##### Data provided #####

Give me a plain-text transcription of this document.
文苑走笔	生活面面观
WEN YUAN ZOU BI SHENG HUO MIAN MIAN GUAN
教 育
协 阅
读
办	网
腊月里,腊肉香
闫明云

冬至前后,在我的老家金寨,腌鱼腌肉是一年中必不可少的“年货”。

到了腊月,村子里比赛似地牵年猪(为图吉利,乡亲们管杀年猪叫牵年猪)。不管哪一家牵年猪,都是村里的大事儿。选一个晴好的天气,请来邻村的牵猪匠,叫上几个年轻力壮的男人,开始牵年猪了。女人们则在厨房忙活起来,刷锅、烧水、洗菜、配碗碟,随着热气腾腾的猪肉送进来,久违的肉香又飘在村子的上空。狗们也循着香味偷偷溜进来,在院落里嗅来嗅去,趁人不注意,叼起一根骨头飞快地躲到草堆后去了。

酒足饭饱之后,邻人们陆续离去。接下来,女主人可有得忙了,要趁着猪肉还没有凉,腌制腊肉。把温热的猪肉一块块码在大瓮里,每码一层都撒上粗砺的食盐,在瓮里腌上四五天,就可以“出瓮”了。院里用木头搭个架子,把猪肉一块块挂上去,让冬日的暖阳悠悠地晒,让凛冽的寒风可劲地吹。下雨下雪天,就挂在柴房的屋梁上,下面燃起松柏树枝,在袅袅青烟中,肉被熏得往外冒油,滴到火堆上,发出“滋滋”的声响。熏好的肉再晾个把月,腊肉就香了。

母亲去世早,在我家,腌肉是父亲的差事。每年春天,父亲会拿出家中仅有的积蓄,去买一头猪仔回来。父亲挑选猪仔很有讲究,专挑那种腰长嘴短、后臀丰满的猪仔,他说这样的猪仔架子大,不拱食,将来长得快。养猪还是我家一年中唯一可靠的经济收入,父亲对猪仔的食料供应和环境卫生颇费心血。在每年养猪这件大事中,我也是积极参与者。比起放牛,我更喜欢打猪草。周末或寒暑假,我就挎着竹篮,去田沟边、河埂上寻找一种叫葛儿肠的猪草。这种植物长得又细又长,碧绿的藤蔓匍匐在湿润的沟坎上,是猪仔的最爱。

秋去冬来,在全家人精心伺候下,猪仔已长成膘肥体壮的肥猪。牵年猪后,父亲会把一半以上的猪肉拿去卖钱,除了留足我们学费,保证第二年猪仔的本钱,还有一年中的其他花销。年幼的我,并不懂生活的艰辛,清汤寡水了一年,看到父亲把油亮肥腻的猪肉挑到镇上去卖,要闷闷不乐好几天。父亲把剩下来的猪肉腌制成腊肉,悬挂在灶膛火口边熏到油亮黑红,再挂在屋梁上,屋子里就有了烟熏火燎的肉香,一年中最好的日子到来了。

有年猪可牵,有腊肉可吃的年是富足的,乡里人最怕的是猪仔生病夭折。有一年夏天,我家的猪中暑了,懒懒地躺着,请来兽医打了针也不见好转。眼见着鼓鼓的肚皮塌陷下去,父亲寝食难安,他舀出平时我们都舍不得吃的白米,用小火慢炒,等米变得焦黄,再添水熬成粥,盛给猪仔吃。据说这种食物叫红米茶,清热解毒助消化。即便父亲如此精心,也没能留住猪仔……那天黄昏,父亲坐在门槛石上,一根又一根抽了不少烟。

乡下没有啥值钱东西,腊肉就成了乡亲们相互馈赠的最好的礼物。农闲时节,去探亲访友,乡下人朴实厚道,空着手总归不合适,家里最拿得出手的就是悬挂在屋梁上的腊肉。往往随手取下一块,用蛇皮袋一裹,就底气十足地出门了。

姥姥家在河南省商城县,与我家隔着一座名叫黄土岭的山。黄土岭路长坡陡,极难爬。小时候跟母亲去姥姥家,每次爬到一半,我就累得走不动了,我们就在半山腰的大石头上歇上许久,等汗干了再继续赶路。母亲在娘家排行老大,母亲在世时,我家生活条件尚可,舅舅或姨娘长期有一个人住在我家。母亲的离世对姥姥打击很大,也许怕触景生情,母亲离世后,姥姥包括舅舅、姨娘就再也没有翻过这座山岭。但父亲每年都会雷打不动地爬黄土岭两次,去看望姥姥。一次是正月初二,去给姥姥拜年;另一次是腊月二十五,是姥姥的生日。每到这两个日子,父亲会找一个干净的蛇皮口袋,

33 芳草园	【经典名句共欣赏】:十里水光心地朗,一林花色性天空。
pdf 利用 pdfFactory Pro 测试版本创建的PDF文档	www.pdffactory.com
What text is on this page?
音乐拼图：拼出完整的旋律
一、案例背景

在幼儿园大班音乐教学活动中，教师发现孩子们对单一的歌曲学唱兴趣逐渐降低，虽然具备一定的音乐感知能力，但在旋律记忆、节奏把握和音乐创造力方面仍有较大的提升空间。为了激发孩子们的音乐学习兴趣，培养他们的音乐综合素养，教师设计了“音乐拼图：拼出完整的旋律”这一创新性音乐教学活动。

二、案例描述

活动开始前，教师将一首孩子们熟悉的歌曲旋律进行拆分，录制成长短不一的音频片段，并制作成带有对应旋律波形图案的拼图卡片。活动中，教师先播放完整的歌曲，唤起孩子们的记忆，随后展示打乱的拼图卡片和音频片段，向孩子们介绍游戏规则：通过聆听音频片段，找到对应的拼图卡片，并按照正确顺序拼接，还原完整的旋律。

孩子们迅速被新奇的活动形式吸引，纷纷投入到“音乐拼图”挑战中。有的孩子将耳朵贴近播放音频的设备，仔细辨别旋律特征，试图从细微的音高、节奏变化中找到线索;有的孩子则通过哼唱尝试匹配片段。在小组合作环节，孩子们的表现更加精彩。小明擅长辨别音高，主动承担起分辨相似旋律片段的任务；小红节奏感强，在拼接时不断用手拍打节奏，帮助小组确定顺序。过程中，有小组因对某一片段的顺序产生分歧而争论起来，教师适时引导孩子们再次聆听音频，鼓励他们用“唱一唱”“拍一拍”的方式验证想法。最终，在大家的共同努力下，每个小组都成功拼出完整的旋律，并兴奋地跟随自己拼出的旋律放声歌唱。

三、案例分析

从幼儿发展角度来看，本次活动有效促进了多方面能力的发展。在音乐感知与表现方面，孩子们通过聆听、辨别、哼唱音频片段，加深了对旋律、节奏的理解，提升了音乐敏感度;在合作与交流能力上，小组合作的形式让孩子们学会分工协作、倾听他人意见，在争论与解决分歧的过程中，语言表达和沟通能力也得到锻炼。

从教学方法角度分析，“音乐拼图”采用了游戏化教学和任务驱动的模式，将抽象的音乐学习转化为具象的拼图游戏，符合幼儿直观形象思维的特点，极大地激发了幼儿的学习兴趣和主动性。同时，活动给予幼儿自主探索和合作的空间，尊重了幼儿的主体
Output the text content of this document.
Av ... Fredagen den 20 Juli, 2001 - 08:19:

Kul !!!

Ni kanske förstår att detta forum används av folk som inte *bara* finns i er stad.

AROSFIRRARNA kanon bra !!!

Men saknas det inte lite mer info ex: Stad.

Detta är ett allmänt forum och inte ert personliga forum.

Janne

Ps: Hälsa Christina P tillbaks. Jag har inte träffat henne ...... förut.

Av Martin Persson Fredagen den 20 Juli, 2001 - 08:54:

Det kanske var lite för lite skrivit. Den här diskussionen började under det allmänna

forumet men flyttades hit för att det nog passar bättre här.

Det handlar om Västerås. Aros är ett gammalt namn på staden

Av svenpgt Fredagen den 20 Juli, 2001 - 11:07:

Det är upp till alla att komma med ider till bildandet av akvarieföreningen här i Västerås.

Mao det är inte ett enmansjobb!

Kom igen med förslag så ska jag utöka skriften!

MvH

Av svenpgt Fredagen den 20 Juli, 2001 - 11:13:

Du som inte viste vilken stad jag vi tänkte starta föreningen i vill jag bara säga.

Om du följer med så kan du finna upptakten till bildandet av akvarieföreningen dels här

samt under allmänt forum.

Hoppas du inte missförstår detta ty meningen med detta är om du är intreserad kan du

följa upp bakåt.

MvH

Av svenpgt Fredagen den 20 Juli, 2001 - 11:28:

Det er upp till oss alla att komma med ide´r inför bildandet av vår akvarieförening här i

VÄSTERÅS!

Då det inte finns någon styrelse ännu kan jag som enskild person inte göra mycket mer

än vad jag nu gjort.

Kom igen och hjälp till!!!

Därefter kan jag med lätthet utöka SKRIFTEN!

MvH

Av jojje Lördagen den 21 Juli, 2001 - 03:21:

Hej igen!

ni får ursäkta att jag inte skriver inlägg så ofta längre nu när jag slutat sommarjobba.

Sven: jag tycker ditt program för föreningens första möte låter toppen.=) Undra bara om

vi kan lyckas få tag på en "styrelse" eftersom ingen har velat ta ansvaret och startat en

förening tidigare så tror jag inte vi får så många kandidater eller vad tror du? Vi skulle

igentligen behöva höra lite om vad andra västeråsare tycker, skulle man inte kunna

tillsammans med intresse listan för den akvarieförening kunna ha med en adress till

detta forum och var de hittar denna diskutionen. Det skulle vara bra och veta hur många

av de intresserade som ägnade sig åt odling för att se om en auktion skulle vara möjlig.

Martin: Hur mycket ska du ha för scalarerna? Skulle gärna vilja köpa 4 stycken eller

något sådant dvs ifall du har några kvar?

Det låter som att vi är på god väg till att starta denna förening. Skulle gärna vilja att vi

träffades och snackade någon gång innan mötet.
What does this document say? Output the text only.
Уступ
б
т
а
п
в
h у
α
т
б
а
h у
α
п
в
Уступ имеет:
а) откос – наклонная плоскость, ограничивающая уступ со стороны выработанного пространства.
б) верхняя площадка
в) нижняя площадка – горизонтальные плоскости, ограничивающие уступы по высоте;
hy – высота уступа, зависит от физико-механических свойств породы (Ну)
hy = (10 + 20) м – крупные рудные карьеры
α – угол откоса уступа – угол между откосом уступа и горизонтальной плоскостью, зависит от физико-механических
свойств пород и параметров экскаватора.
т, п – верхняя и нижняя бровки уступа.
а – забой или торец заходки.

#####

=== Exercise directions ===
Respond with the number of lines containing "document" and no additional words.

=== Result of this exercise ===
3